### [CHALLENGE]
Give the data below again exactly as written, without its pictures.

### [Dataset rows]
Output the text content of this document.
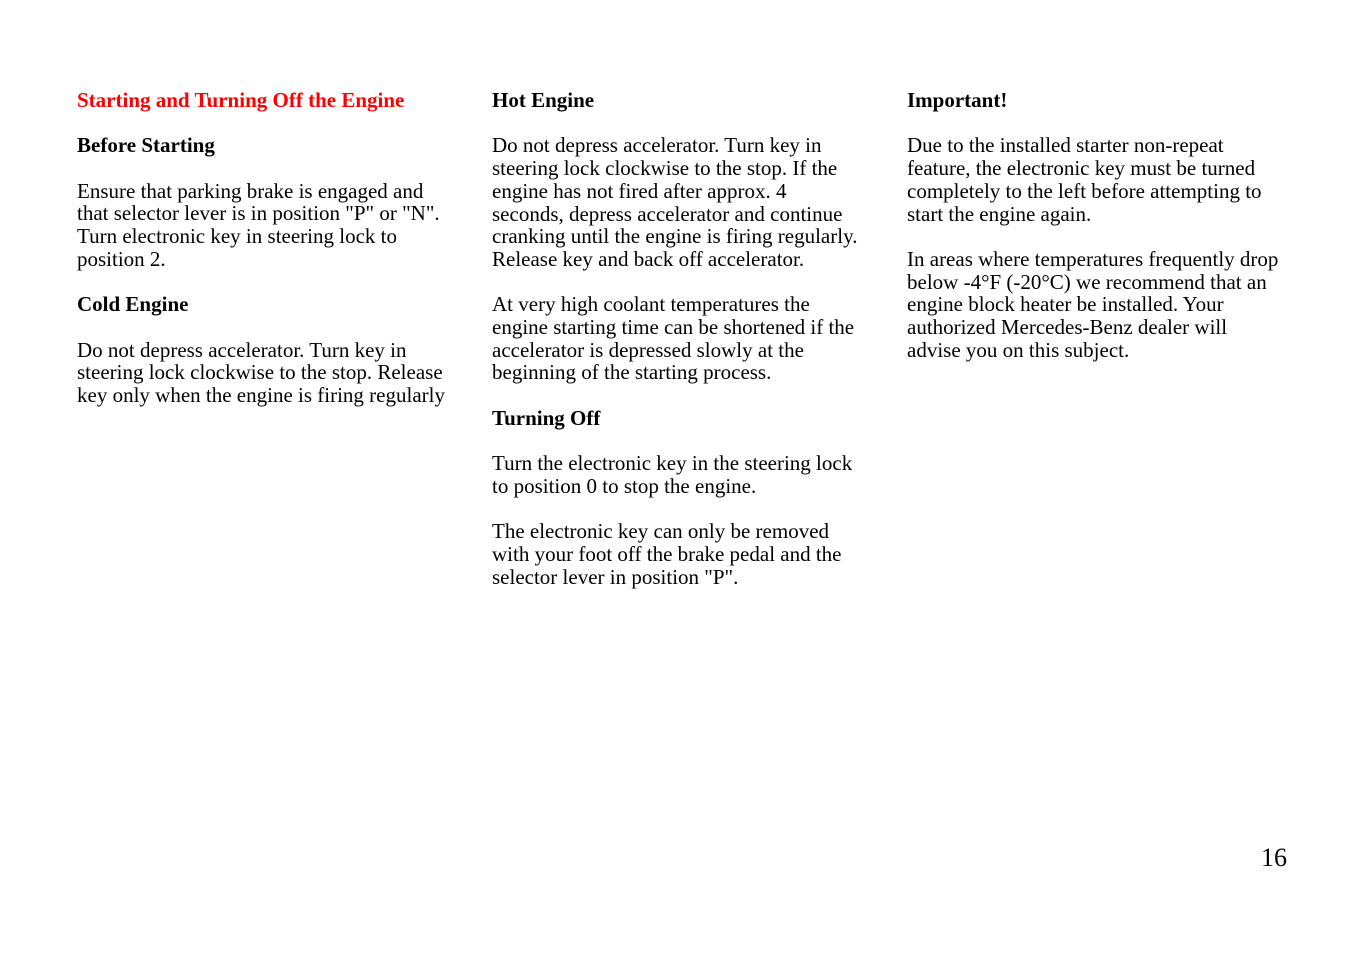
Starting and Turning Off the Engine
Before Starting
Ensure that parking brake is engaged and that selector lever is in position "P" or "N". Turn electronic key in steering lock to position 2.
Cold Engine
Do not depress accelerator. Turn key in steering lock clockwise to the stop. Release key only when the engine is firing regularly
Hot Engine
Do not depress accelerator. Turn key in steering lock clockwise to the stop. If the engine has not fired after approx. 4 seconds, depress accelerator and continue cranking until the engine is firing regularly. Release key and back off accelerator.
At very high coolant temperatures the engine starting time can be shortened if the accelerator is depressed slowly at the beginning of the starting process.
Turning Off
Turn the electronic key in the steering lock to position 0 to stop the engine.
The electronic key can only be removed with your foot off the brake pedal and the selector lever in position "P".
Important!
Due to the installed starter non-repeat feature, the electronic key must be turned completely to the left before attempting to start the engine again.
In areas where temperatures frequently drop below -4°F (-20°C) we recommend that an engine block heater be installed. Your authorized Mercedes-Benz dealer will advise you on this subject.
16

### [EXPECTED OUTPUT]
Output the text content of this document.
Starting and Turning Off the Engine
Before Starting
Ensure that parking brake is engaged and that selector lever is in position "P" or "N". Turn electronic key in steering lock to position 2.
Cold Engine
Do not depress accelerator. Turn key in steering lock clockwise to the stop. Release key only when the engine is firing regularly
Hot Engine
Do not depress accelerator. Turn key in steering lock clockwise to the stop. If the engine has not fired after approx. 4 seconds, depress accelerator and continue cranking until the engine is firing regularly. Release key and back off accelerator.
At very high coolant temperatures the engine starting time can be shortened if the accelerator is depressed slowly at the beginning of the starting process.
Turning Off
Turn the electronic key in the steering lock to position 0 to stop the engine.
The electronic key can only be removed with your foot off the brake pedal and the selector lever in position "P".
Important!
Due to the installed starter non-repeat feature, the electronic key must be turned completely to the left before attempting to start the engine again.
In areas where temperatures frequently drop below -4°F (-20°C) we recommend that an engine block heater be installed. Your authorized Mercedes-Benz dealer will advise you on this subject.
16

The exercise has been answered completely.